*Aim*
Below is a listing; write it out exactly and drop any images from it.

"""

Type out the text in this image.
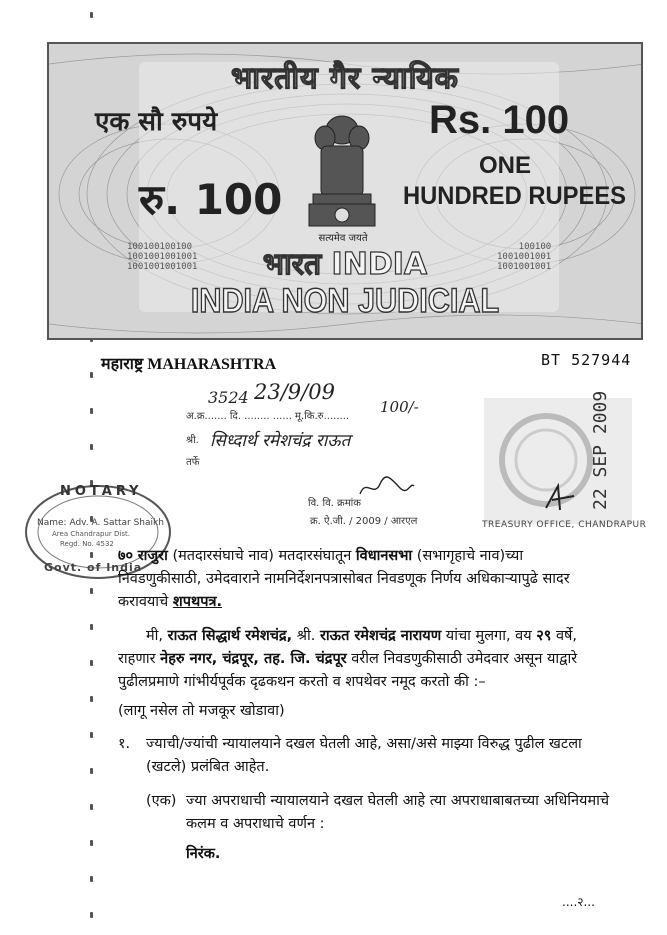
भारतीय गैर न्यायिक
एक सौ रुपये	Rs. 100
ONE
HUNDRED RUPEES
रु. 100
सत्यमेव जयते
100100100100
1001001001001
1001001001001
100100
1001001001
1001001001
भारत INDIA
INDIA NON JUDICIAL
महाराष्ट्र MAHARASHTRA	BT 527944
अ.क्र....... दि. ........ ...... मू.कि.रु........
3524 23/9/09
100/-
श्री. सिध्दार्थ रमेशचंद्र राऊत
तर्फे
वि. वि. क्रमांक
क्र. ऐ.जी. / 2009 / आरएल
22 SEP 2009
TREASURY OFFICE, CHANDRAPUR
NOTARY
Name: Adv. A. Sattar Shaikh
Area Chandrapur Dist.
Regd. No. 4532
Govt. of India
७० राजुरा (मतदारसंघाचे नाव) मतदारसंघातून विधानसभा (सभागृहाचे नाव)च्या
निवडणुकीसाठी, उमेदवाराने नामनिर्देशनपत्रासोबत निवडणूक निर्णय अधिकाऱ्यापुढे सादर
करावयाचे शपथपत्र.
मी, राऊत सिद्धार्थ रमेशचंद्र, श्री. राऊत रमेशचंद्र नारायण यांचा मुलगा, वय २९ वर्षे,
राहणार नेहरु नगर, चंद्रपूर, तह. जि. चंद्रपूर वरील निवडणुकीसाठी उमेदवार असून याद्वारे
पुढीलप्रमाणे गांभीर्यपूर्वक दृढकथन करतो व शपथेवर नमूद करतो की :–
(लागू नसेल तो मजकूर खोडावा)
१. ज्याची/ज्यांची न्यायालयाने दखल घेतली आहे, असा/असे माझ्या विरुद्ध पुढील खटला
(खटले) प्रलंबित आहेत.
(एक) ज्या अपराधाची न्यायालयाने दखल घेतली आहे त्या अपराधाबाबतच्या अधिनियमाचे
कलम व अपराधाचे वर्णन :
निरंक.
....२...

"""

*Reply*
Type out the text in this image.
भारतीय गैर न्यायिक
एक सौ रुपये	Rs. 100
ONE
HUNDRED RUPEES
रु. 100
सत्यमेव जयते
100100100100
1001001001001
1001001001001
100100
1001001001
1001001001
भारत INDIA
INDIA NON JUDICIAL
महाराष्ट्र MAHARASHTRA	BT 527944
अ.क्र....... दि. ........ ...... मू.कि.रु........
3524 23/9/09
100/-
श्री. सिध्दार्थ रमेशचंद्र राऊत
तर्फे
वि. वि. क्रमांक
क्र. ऐ.जी. / 2009 / आरएल
22 SEP 2009
TREASURY OFFICE, CHANDRAPUR
NOTARY
Name: Adv. A. Sattar Shaikh
Area Chandrapur Dist.
Regd. No. 4532
Govt. of India
७० राजुरा (मतदारसंघाचे नाव) मतदारसंघातून विधानसभा (सभागृहाचे नाव)च्या
निवडणुकीसाठी, उमेदवाराने नामनिर्देशनपत्रासोबत निवडणूक निर्णय अधिकाऱ्यापुढे सादर
करावयाचे शपथपत्र.
मी, राऊत सिद्धार्थ रमेशचंद्र, श्री. राऊत रमेशचंद्र नारायण यांचा मुलगा, वय २९ वर्षे,
राहणार नेहरु नगर, चंद्रपूर, तह. जि. चंद्रपूर वरील निवडणुकीसाठी उमेदवार असून याद्वारे
पुढीलप्रमाणे गांभीर्यपूर्वक दृढकथन करतो व शपथेवर नमूद करतो की :–
(लागू नसेल तो मजकूर खोडावा)
१. ज्याची/ज्यांची न्यायालयाने दखल घेतली आहे, असा/असे माझ्या विरुद्ध पुढील खटला
(खटले) प्रलंबित आहेत.
(एक) ज्या अपराधाची न्यायालयाने दखल घेतली आहे त्या अपराधाबाबतच्या अधिनियमाचे
कलम व अपराधाचे वर्णन :
निरंक.
....२...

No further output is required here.